### Request A
In the forum comments about Fuji and Sony lenses, find every distinct focal length written with "mm". List them in the order they first appear.
### Request B
Write a continuation of the forum comments about Fuji and Sony lenses, starting after their last sentence.

### Page
Gugle Yuser hmmm.. Are u switching, or still keeping the Sony ? Cos if you keep the Sony u might be able to approach it like i do/did. I’ve compared both 35mm side by side (the fuji ones) ..and i must say that it’s a pretty hard decision. the f2 is really a more solid and quick lens, in terms of performance (namely AF speed) and form factor. the f1.4 on he other hand...has got a special look, imo. i was about to buy an used one , a couple of years ago, after a couple of gigs i did with it, and to my regret..i ended up passing on it. for working along side the Sony, though..i reckon you’d be much better off with the 23mm f1.4..or the 16mm, which are ..arguably..the best Fuji X-mount lenses. On the tele prime side, the Sony 85mm won’t have the 56’s look....but it is way faster to focus, and to use_ with its barrel embedded button. i can often focus and shoot single handed with my left hand, while holding the Fuji on my right hand !! ;) The 56 f1.4 AF speed is not that great..imo. that’s the main reason i stayed off of it. Plus..the Sony is basically half the price, too. On ~35mm equivalence focal distance, i don’t think you can beat the Fujis glass..unless u go for a WAY more expensive Zeiss, or a f1.4 Sony which is not that fast to focus either.. Everyone is talking about the new Tamron 35mm f1.4 ..although i believe it is for DSLR Canikon mounts. As i said....choosing between the 23mm Fujis is not easy..but hey.... those are 1st world problems!! As Andrew says : Kindness before cameras ;)
Though it was an outdoor event, the last outing I made I carried my XE-3 with 50f2 and X100F. The range was quite nice between the two and allowed me to get wide or close. It's cool to hear the different ways people approach the challenges of space. I do wish I was more like Andrew who "...doesn't miss shots" ; ) Can't say I'm that good because I certainly missed some with the XE-3.

Annotated element entries

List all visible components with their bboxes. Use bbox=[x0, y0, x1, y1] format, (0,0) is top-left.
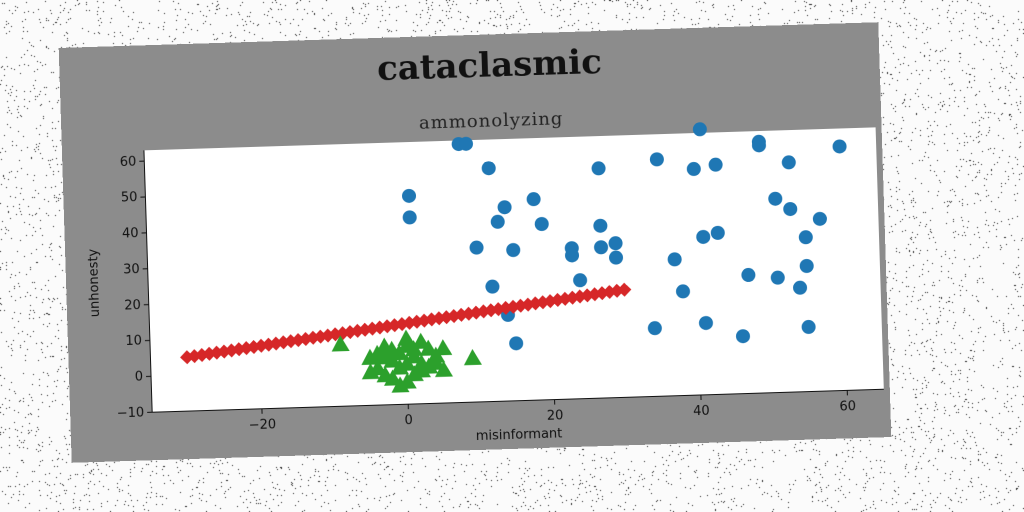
y-tick-label: −10 bbox=[117, 405, 145, 421]
y-tick-label: 20 bbox=[124, 298, 141, 314]
chart-title: cataclasmic bbox=[376, 42, 602, 89]
plot-area bbox=[144, 127, 884, 412]
x-tick-label: 0 bbox=[404, 413, 413, 428]
y-tick-label: 60 bbox=[120, 154, 137, 170]
x-tick-label: 40 bbox=[693, 404, 710, 420]
x-tick-label: 20 bbox=[547, 408, 564, 424]
y-tick-label: 0 bbox=[135, 370, 144, 385]
y-tick-label: 50 bbox=[121, 190, 138, 206]
chart-subtitle: ammonolyzing bbox=[419, 108, 564, 134]
y-axis-label: unhonesty bbox=[86, 248, 103, 317]
y-tick-label: 10 bbox=[125, 334, 142, 350]
y-tick-label: 40 bbox=[122, 226, 139, 242]
y-tick-label: 30 bbox=[123, 262, 140, 278]
chart-svg: cataclasmic ammonolyzing −20 0 20 40 60 −10 0… bbox=[59, 22, 892, 463]
x-tick-label: 60 bbox=[839, 399, 856, 415]
x-tick-label: −20 bbox=[248, 417, 276, 433]
x-axis-label: misinformant bbox=[476, 426, 563, 444]
chart-figure: cataclasmic ammonolyzing −20 0 20 40 60 −10 0… bbox=[59, 22, 892, 463]
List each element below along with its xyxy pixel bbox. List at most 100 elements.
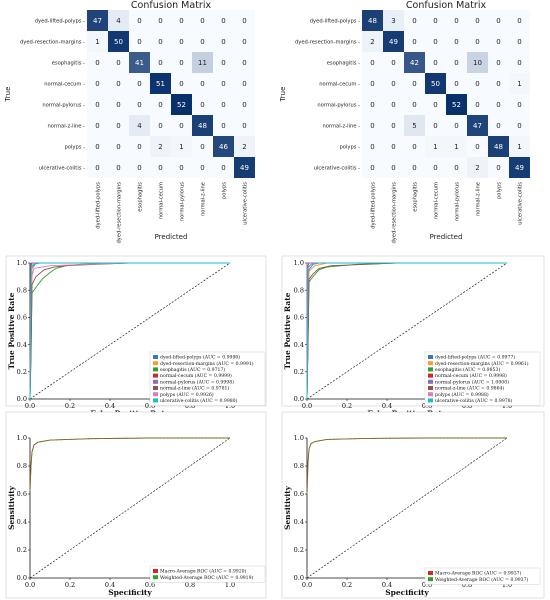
x-axis-label: Specificity (385, 588, 429, 597)
legend-swatch (153, 575, 158, 580)
cm-row-label: normal-pylorus - (317, 103, 360, 109)
y-tick-label: 0.0 (17, 574, 27, 582)
cm-cell (509, 136, 530, 157)
y-tick-label: 0.4 (294, 518, 304, 526)
cm-cell (425, 73, 446, 94)
x-tick-label: 1.0 (502, 581, 512, 589)
cm-cell-value: 0 (116, 143, 120, 151)
cm-cell (150, 94, 171, 115)
cm-cell (383, 94, 404, 115)
cm-cell (234, 115, 255, 136)
cm-cell (404, 31, 425, 52)
cm-cell (129, 31, 150, 52)
cm-cell-value: 2 (158, 143, 162, 151)
cm-cell-value: 0 (370, 164, 374, 172)
cm-cell (171, 157, 192, 178)
cm-cell (404, 52, 425, 73)
cm-col-label: normal-pylorus (180, 182, 186, 221)
cm-cell (467, 73, 488, 94)
roc-chart: 0.0 0.2 0.4 0.6 0.8 1.0 0.0 0.2 0.4 0.6 0.8 1.0 Spec… (5, 411, 267, 599)
cm-cell-value: 0 (200, 101, 204, 109)
cm-col-label: dyed-resection-margins (392, 182, 398, 244)
cm-cell (509, 157, 530, 178)
cm-cell (362, 115, 383, 136)
cm-cell-value: 0 (433, 101, 437, 109)
cm-cell (150, 52, 171, 73)
cm-cell (383, 10, 404, 31)
cm-cell (192, 10, 213, 31)
legend-frame (149, 565, 266, 583)
cm-cell-value: 0 (517, 59, 521, 67)
cm-cell-value: 0 (179, 59, 183, 67)
cm-cell (446, 31, 467, 52)
cm-cell-value: 1 (179, 143, 183, 151)
cm-cell-value: 10 (473, 59, 482, 67)
x-tick-label: 0.8 (462, 402, 472, 410)
cm-col-label: dyed-lifted-polyps (371, 182, 377, 229)
cm-cell-value: 4 (137, 122, 142, 130)
cm-cell-value: 0 (496, 122, 500, 130)
cm-cell (383, 115, 404, 136)
chance-diagonal (29, 437, 231, 579)
cm-cell (383, 31, 404, 52)
legend-swatch (428, 367, 433, 372)
cm-cell-value: 0 (242, 38, 246, 46)
cm-cell-value: 0 (116, 122, 120, 130)
x-tick-label: 1.0 (225, 402, 235, 410)
legend-label: dyed-lifted-polyps (AUC = 0.9990) (160, 354, 240, 361)
legend-swatch (153, 355, 158, 359)
legend-label: normal-z-line (AUC = 0.9864) (435, 385, 504, 392)
y-tick-label: 0.6 (17, 490, 27, 498)
cm-cell-value: 0 (433, 164, 437, 172)
cm-cell (129, 115, 150, 136)
cm-col-label: normal-z-line (476, 182, 482, 216)
cm-cell (150, 136, 171, 157)
legend-label: normal-z-line (AUC = 0.9781) (160, 385, 229, 392)
cm-cell-value: 11 (198, 59, 207, 67)
cm-cell (446, 73, 467, 94)
cm-cell-value: 0 (179, 164, 183, 172)
cm-row-label: ulcerative-colitis - (314, 166, 360, 172)
roc-chart: 0.0 0.2 0.4 0.6 0.8 1.0 0.0 0.2 0.4 0.6 0.8 1.0 Spec… (281, 411, 545, 599)
legend-swatch (153, 367, 158, 372)
x-tick-label: 0.2 (342, 581, 352, 589)
x-tick-label: 0.0 (302, 581, 312, 589)
cm-cell-value: 0 (517, 101, 521, 109)
cm-cell (404, 115, 425, 136)
cm-cell (171, 73, 192, 94)
cm-cell-value: 0 (475, 143, 479, 151)
cm-cell (171, 115, 192, 136)
y-axis-label: Sensitivity (283, 485, 292, 530)
cm-cell (404, 73, 425, 94)
cm-cell (488, 73, 509, 94)
cm-cell-value: 1 (517, 143, 521, 151)
x-tick-label: 0.6 (145, 402, 155, 410)
cm-cell (171, 31, 192, 52)
cm-cell (234, 157, 255, 178)
cm-cell-value: 0 (95, 164, 99, 172)
cm-cell-value: 0 (454, 80, 458, 88)
legend-swatch (428, 386, 433, 390)
cm-cell-value: 0 (242, 122, 246, 130)
y-axis-label: True Positive Rate (283, 292, 292, 369)
cm-cell-value: 49 (240, 164, 249, 172)
legend-swatch (428, 355, 433, 359)
x-tick-label: 0.6 (422, 581, 432, 589)
cm-cell (509, 31, 530, 52)
legend: dyed-lifted-polyps (AUC = 0.9990)dyed-re… (149, 351, 266, 406)
cm-row-label: polyps - (65, 145, 86, 151)
cm-cell-value: 0 (412, 38, 416, 46)
x-tick-label: 0.0 (25, 581, 35, 589)
cm-row-label: polyps - (340, 145, 361, 151)
cm-cell-value: 0 (370, 80, 374, 88)
cm-cell (467, 52, 488, 73)
confusion-matrix: Confusion Matrix 48 3 0 0 0 0 0 0 2 49 0 0 0 0 0 0 0 0 42 0 0… (279, 0, 530, 243)
cm-cell-value: 0 (200, 17, 204, 25)
cm-col-label: esophagitis (413, 182, 419, 212)
legend-swatch (428, 373, 433, 378)
cm-col-label: normal-pylorus (455, 182, 461, 221)
cm-cell-value: 0 (412, 143, 416, 151)
x-tick-label: 1.0 (225, 581, 235, 589)
cm-cell (234, 31, 255, 52)
cm-cell (425, 115, 446, 136)
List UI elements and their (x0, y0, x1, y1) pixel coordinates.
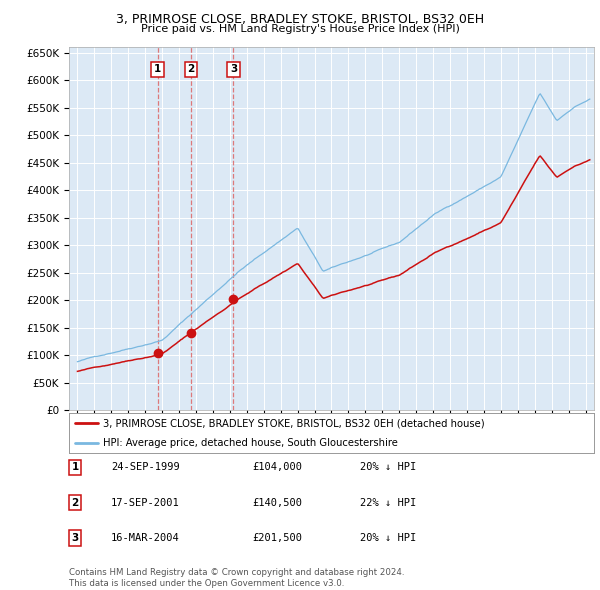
Text: £104,000: £104,000 (252, 463, 302, 472)
Text: 2: 2 (71, 498, 79, 507)
Text: £140,500: £140,500 (252, 498, 302, 507)
Text: 1: 1 (154, 64, 161, 74)
Text: 20% ↓ HPI: 20% ↓ HPI (360, 463, 416, 472)
Text: 20% ↓ HPI: 20% ↓ HPI (360, 533, 416, 543)
Text: 3, PRIMROSE CLOSE, BRADLEY STOKE, BRISTOL, BS32 0EH: 3, PRIMROSE CLOSE, BRADLEY STOKE, BRISTO… (116, 13, 484, 26)
Text: 3, PRIMROSE CLOSE, BRADLEY STOKE, BRISTOL, BS32 0EH (detached house): 3, PRIMROSE CLOSE, BRADLEY STOKE, BRISTO… (103, 418, 485, 428)
Text: 3: 3 (71, 533, 79, 543)
Text: 1: 1 (71, 463, 79, 472)
Text: Contains HM Land Registry data © Crown copyright and database right 2024.
This d: Contains HM Land Registry data © Crown c… (69, 568, 404, 588)
Text: 3: 3 (230, 64, 237, 74)
Text: HPI: Average price, detached house, South Gloucestershire: HPI: Average price, detached house, Sout… (103, 438, 398, 448)
Text: 17-SEP-2001: 17-SEP-2001 (111, 498, 180, 507)
Text: 16-MAR-2004: 16-MAR-2004 (111, 533, 180, 543)
Text: 2: 2 (187, 64, 195, 74)
Text: £201,500: £201,500 (252, 533, 302, 543)
Text: 22% ↓ HPI: 22% ↓ HPI (360, 498, 416, 507)
Text: Price paid vs. HM Land Registry's House Price Index (HPI): Price paid vs. HM Land Registry's House … (140, 24, 460, 34)
Text: 24-SEP-1999: 24-SEP-1999 (111, 463, 180, 472)
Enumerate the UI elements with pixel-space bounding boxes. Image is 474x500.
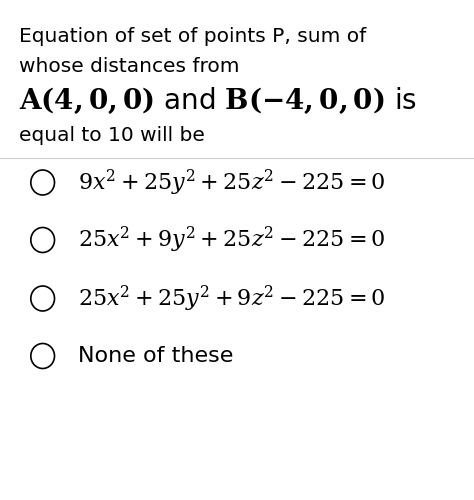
Text: $25x^2 + 9y^2 + 25z^2 - 225 = 0$: $25x^2 + 9y^2 + 25z^2 - 225 = 0$ [78, 225, 386, 255]
Text: $9x^2 + 25y^2 + 25z^2 - 225 = 0$: $9x^2 + 25y^2 + 25z^2 - 225 = 0$ [78, 168, 386, 198]
Text: $\bf{A(4, 0, 0)}$ and $\bf{B(-4, 0, 0)}$ is: $\bf{A(4, 0, 0)}$ and $\bf{B(-4, 0, 0)}$… [19, 86, 417, 116]
Text: None of these: None of these [78, 346, 234, 366]
Text: $25x^2 + 25y^2 + 9z^2 - 225 = 0$: $25x^2 + 25y^2 + 9z^2 - 225 = 0$ [78, 284, 386, 314]
Text: whose distances from: whose distances from [19, 58, 239, 76]
Text: Equation of set of points P, sum of: Equation of set of points P, sum of [19, 28, 366, 46]
Text: equal to 10 will be: equal to 10 will be [19, 126, 205, 145]
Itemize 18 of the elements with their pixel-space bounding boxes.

### Written reply A
35mm, 23mm, 16mm, 85mm

### Written reply B
X-T3 certainly makes it easier. But I also manually focus a fair amount. And saying "I don't miss shots" I just mean I don't miss the critical shots my client needs me to get. That doesn't mean I don't take bad shots. :)
ron3x I’m considering the viltrox to use on my xh1 or my xt20 in small concert venues. How do you find the focus? How does it handle low light? Thanks....
tiffany meeks auto focus on my xt1 is ok on bright or contrasty surroundings....it hunts on extreme dark situation, so I use manual focus some times...
I think you bring up a good point of multiple bodies vs lens switching. I've never shot an event, besides family ones, and I've found switching lenses makes me miss moments. I'm no good at anticipating the moment, though. If I had gone down such a route I'd probably would have gone with 2 bodies.
I learned from Nikon guys that the 24mm 1.8G was magic because it was such a sharp lens that it became your 35mm with a crop that still left you with a 12mp+ shot. If Fuji does redevelop the 18mm (28mm equiv) and it is as excellent as the 16mm, it will effectively be a 23mm (35mm equiv) in sport mode. Either way, go with a high quality wide and you can have your moderate wide covered, usually with the softer corners cropped out. Like everything in photography it's all about anticipating the end result by frame your subject the right way.
I've used the 56mm with my XT-2 but using with such big aperture as 1.4 makes lot of times my photos get misfocused because of the narrow depth of field.
I agree. When there is a group of people, I want to be shooting at f/4 or higher to get the eyes in focus - which is why I end up using a bounce flash.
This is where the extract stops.